>> Start

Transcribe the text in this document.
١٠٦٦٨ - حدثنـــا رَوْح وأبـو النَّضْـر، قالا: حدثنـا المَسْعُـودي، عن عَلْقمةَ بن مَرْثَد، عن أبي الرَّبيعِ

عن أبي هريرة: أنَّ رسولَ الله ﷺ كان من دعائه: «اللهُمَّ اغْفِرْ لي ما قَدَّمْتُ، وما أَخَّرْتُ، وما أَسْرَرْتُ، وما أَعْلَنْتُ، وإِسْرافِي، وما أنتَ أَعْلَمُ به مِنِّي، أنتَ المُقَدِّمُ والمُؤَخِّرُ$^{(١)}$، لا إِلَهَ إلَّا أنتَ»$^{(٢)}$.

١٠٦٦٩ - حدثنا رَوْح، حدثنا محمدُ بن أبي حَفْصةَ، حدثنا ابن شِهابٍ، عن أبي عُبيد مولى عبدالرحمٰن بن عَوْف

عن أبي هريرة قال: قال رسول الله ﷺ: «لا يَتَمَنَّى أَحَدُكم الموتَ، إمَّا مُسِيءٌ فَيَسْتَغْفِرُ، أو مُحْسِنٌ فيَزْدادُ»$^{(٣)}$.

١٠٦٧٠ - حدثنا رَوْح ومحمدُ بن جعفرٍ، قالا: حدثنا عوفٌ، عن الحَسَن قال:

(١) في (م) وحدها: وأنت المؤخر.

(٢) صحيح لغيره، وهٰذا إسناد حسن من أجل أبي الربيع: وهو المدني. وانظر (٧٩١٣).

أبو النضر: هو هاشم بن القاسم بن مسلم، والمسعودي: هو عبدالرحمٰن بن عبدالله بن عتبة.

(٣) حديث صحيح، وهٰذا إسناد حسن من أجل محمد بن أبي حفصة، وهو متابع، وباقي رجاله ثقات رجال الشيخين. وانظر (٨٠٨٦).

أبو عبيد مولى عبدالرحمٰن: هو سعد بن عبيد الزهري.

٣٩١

>> End

◆ Set exercise ◆
Copy each line of the records above that carries the word "صحيح".

◆ Completed exercise ◆
(٢) صحيح لغيره، وهٰذا إسناد حسن من أجل أبي الربيع: وهو المدني. وانظر (٧٩١٣).
(٣) حديث صحيح، وهٰذا إسناد حسن من أجل محمد بن أبي حفصة، وهو متابع، وباقي رجاله ثقات رجال الشيخين. وانظر (٨٠٨٦).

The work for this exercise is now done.